#### GIVEN REQUEST:
Check each line of the records for "footer"; collect those that have it.

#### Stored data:
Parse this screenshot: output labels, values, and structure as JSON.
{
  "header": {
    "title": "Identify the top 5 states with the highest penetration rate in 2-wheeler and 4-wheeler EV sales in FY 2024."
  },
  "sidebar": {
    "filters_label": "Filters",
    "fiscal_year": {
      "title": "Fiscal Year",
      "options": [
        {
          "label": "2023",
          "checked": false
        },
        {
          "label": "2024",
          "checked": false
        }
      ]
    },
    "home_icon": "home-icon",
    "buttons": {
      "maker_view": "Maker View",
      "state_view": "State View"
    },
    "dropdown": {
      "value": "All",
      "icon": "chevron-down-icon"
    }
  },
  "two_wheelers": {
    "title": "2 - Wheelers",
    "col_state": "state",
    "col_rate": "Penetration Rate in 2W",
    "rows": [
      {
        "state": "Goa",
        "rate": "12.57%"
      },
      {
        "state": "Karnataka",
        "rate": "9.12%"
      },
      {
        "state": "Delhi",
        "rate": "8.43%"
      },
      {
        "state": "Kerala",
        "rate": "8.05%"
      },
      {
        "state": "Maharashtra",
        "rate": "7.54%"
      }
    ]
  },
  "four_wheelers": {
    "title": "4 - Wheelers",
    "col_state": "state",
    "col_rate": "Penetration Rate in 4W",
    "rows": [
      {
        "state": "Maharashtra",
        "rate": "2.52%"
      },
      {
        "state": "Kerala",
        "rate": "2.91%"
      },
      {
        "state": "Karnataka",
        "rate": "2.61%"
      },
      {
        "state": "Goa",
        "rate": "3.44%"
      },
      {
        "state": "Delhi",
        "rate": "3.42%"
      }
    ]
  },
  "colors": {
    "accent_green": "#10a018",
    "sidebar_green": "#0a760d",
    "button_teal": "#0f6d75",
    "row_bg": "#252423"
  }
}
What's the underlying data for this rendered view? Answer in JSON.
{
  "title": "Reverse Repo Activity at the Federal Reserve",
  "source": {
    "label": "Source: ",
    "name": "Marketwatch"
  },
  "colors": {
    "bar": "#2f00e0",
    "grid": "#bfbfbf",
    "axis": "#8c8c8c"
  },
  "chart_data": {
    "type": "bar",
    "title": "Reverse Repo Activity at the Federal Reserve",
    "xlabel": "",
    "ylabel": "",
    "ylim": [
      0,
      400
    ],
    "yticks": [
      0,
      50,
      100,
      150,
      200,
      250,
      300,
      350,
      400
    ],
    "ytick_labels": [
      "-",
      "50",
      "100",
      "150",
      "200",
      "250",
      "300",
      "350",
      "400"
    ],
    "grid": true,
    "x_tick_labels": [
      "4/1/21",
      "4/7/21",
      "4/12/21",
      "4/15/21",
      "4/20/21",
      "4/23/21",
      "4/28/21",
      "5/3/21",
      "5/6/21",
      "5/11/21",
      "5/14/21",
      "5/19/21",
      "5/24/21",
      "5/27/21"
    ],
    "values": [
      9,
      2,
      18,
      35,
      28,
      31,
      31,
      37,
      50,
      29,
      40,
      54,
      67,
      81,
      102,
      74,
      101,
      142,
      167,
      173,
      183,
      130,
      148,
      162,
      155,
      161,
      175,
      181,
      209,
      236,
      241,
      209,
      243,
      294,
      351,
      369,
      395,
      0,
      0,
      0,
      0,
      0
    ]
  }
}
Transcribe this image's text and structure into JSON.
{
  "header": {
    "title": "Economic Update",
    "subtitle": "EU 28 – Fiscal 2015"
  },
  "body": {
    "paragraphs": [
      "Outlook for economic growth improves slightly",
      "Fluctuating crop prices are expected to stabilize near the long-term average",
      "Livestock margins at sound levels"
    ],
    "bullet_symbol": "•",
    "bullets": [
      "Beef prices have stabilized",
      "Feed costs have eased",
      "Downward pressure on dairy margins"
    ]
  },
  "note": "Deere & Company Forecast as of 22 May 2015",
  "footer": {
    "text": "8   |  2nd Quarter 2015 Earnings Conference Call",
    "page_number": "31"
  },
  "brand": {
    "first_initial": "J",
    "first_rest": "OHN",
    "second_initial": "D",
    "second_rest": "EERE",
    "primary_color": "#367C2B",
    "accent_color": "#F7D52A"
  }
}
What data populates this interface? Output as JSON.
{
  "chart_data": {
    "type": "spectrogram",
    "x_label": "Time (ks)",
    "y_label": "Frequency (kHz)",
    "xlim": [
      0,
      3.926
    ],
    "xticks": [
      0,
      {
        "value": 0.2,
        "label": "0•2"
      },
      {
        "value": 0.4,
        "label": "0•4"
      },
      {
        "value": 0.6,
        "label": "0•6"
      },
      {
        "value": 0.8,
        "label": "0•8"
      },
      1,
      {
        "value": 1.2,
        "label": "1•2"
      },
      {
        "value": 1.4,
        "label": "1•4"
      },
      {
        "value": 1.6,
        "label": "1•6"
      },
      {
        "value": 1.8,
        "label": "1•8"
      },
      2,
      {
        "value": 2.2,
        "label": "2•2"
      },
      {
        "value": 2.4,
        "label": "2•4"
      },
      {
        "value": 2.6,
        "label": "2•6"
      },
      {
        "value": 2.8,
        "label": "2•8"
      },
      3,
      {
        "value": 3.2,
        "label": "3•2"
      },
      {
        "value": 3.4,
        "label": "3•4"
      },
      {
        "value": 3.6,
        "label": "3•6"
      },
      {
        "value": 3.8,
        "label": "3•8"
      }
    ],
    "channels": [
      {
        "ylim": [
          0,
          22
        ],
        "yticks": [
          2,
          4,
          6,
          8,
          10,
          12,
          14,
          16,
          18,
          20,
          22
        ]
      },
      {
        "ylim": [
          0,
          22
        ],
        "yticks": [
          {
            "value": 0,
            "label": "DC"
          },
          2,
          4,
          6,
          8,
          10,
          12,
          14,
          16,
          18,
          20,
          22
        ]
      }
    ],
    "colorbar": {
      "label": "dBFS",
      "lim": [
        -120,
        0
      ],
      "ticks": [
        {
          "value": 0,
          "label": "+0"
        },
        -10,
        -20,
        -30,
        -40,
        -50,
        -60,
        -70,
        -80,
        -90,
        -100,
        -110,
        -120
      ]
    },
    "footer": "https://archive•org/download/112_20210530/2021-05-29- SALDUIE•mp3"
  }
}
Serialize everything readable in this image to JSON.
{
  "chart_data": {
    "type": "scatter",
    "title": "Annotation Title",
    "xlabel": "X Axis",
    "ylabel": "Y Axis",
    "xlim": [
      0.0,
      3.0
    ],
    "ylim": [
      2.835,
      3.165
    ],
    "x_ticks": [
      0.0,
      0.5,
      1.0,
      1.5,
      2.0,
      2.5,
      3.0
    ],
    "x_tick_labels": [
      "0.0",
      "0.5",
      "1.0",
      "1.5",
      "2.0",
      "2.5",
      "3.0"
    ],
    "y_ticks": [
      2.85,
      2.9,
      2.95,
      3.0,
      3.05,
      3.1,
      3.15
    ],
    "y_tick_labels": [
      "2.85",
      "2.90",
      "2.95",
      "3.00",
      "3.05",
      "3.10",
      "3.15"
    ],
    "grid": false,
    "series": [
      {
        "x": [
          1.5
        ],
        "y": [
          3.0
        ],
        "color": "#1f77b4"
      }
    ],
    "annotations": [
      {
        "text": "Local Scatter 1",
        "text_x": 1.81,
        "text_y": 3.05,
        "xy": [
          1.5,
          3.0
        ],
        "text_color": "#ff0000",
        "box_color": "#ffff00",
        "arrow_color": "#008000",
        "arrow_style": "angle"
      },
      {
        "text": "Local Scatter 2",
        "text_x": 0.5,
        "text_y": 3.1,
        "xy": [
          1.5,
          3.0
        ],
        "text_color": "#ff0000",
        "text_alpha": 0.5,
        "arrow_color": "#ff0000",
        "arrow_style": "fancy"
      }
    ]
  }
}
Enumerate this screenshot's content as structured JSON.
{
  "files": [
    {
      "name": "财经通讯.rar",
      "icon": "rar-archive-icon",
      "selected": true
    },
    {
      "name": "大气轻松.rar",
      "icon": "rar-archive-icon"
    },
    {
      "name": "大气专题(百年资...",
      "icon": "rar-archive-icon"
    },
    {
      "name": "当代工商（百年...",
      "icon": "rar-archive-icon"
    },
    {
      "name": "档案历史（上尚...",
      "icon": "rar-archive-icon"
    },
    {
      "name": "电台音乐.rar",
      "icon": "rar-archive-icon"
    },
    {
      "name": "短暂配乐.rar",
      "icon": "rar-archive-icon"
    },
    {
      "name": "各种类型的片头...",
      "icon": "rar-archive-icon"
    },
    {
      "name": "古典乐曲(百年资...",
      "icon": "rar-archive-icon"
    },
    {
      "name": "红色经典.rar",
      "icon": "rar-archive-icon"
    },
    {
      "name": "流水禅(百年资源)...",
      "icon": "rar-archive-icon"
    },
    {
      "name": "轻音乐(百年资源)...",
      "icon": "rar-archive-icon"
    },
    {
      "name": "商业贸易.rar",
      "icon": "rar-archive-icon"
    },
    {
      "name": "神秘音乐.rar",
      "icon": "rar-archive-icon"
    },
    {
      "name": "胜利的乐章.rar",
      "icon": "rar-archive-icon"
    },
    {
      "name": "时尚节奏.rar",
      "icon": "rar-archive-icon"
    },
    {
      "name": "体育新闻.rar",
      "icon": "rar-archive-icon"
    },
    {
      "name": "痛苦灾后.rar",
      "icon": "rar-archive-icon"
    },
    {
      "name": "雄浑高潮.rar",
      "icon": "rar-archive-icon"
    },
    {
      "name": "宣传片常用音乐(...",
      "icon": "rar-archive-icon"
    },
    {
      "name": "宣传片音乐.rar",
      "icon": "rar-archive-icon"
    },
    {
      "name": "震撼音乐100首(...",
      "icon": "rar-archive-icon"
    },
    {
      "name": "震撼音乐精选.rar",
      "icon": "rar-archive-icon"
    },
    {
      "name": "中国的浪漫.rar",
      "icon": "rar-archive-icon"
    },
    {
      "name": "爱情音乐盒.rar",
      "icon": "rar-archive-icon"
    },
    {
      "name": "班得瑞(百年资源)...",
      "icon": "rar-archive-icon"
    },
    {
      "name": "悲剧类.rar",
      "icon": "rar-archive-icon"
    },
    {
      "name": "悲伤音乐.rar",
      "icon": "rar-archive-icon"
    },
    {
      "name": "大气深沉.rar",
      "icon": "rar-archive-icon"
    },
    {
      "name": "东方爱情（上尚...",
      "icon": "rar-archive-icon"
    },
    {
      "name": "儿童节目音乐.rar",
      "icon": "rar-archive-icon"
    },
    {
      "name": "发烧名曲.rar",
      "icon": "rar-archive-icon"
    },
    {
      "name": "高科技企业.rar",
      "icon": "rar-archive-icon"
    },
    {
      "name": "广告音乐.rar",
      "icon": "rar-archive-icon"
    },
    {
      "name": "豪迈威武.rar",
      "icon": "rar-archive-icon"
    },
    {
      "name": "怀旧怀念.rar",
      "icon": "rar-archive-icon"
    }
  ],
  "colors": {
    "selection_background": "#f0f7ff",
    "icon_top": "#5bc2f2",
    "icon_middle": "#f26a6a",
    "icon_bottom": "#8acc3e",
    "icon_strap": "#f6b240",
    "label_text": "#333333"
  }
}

#### FINISHED EXERCISE:
  "footer": {
    "footer": "https://archive•org/download/112_20210530/2021-05-29- SALDUIE•mp3"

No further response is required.